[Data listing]
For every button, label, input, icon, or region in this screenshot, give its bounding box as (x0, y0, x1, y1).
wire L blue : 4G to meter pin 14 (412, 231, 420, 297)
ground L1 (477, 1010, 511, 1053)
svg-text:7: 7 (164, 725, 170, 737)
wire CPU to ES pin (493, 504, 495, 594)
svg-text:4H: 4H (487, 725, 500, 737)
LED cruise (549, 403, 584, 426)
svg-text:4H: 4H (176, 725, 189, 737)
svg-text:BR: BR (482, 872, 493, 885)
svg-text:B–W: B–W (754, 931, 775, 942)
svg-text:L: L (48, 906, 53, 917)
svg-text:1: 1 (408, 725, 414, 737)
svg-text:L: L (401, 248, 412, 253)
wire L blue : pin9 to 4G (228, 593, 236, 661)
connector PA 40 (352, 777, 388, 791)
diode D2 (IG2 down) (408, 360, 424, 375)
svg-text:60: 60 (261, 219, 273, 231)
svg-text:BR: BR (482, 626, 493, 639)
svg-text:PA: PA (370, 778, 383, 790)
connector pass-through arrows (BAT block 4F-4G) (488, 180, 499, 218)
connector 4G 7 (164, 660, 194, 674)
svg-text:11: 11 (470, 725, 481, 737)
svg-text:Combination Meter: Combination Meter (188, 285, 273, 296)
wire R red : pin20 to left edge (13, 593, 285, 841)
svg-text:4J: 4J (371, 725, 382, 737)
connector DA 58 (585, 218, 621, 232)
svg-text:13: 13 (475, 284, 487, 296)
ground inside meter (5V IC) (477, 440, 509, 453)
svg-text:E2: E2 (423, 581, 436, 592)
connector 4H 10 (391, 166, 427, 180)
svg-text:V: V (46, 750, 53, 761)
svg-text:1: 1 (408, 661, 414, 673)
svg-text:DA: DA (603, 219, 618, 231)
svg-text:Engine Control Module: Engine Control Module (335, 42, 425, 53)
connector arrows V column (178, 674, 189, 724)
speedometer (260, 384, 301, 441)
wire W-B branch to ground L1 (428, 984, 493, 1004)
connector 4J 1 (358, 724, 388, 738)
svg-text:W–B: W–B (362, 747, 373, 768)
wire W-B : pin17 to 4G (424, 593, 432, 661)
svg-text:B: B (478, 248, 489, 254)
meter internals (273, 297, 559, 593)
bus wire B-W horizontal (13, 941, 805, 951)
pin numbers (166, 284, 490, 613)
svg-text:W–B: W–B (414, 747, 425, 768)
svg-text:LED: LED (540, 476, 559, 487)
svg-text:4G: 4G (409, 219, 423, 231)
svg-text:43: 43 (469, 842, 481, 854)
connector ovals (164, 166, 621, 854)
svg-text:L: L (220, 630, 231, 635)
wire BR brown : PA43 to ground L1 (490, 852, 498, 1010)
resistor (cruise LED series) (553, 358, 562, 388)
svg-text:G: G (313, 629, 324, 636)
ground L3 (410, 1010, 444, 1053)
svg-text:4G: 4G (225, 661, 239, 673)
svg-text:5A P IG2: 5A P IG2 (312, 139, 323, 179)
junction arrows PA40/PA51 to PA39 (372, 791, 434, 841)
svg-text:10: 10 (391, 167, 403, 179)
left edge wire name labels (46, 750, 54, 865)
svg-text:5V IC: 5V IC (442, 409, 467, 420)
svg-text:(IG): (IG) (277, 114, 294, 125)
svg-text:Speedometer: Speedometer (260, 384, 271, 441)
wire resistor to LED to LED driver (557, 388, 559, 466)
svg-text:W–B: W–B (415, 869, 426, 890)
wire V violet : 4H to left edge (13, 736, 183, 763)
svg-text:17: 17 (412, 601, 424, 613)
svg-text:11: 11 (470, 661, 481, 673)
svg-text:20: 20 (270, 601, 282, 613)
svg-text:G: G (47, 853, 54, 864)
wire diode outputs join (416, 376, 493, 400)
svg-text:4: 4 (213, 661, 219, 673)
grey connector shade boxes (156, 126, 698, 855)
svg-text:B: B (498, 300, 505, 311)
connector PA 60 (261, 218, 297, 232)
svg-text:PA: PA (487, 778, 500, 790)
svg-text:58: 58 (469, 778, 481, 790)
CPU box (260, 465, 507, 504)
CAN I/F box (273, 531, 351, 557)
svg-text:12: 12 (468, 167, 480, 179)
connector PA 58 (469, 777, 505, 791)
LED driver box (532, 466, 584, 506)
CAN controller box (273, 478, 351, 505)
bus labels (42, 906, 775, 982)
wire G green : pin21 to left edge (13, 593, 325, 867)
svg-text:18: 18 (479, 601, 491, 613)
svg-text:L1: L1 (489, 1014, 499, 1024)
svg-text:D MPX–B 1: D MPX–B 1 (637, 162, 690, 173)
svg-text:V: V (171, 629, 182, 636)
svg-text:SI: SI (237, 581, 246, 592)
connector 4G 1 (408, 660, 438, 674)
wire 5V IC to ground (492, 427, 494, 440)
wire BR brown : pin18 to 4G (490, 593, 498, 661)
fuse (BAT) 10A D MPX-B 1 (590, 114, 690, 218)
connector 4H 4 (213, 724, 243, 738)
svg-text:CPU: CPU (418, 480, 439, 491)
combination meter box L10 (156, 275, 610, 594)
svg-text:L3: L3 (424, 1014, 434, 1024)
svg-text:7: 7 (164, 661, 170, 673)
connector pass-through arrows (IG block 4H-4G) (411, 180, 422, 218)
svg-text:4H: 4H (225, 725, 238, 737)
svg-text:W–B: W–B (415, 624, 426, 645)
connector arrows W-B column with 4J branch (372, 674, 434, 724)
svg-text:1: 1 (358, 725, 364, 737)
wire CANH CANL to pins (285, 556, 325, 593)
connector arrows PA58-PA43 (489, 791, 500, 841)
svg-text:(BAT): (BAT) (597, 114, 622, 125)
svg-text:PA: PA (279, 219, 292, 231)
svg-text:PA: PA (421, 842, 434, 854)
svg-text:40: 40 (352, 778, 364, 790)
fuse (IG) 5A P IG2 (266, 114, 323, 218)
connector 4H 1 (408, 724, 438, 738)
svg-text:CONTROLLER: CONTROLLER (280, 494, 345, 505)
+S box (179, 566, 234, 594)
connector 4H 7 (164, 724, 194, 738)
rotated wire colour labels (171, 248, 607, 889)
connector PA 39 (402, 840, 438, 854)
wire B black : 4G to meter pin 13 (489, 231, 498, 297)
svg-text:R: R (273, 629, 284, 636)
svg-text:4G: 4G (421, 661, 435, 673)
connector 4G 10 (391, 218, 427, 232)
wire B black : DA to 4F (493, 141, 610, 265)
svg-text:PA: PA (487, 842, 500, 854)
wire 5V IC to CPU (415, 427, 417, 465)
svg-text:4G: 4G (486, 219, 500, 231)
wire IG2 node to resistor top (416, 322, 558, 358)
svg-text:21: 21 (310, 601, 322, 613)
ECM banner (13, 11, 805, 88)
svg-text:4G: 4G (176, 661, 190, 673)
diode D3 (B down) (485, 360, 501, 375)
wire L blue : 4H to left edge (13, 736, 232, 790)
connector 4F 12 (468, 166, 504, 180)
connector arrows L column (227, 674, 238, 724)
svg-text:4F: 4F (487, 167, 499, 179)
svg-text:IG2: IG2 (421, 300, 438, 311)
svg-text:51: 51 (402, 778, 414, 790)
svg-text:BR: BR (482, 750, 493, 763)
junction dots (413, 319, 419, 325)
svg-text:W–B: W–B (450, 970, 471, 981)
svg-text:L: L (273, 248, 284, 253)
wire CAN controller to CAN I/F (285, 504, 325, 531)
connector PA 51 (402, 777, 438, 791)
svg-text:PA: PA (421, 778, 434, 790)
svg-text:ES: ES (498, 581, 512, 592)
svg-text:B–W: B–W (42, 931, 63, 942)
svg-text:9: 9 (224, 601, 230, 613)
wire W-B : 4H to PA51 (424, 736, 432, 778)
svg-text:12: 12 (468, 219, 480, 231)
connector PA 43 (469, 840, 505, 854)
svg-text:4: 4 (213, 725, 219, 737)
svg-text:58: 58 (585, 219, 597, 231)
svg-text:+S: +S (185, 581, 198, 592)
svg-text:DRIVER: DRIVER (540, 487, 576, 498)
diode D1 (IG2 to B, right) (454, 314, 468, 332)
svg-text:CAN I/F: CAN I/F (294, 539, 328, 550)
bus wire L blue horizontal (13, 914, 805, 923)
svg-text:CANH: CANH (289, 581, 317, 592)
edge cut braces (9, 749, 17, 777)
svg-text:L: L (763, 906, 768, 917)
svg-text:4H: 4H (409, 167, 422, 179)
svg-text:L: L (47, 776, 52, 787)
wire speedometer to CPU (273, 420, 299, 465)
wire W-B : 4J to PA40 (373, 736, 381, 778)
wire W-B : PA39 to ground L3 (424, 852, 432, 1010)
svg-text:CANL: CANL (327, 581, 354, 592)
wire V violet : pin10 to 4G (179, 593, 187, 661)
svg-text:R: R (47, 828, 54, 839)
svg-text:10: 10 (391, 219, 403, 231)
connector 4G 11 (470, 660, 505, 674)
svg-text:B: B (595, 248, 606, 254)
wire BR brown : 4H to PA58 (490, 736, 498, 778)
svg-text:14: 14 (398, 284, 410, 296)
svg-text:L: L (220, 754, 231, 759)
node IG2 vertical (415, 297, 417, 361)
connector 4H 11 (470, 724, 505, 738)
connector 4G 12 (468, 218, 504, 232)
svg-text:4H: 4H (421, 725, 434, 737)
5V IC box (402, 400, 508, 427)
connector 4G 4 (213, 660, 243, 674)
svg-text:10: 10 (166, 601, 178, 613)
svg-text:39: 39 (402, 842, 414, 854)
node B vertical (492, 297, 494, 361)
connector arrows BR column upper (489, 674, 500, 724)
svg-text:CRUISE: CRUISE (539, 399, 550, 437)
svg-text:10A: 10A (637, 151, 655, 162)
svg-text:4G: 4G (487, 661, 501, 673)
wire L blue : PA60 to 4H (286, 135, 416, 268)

- [Requirements]: Write out the listing from its first line through the line containing "wire CPU to ES pin (493, 504, 495, 594)", with "ground" changed to "earth" and nothing else altered.

- [Reply]:
For every button, label, input, icon, or region in this screenshot, give its bounding box as (x0, y0, x1, y1).
wire L blue : 4G to meter pin 14 (412, 231, 420, 297)
earth L1 (477, 1010, 511, 1053)
svg-text:7: 7 (164, 725, 170, 737)
wire CPU to ES pin (493, 504, 495, 594)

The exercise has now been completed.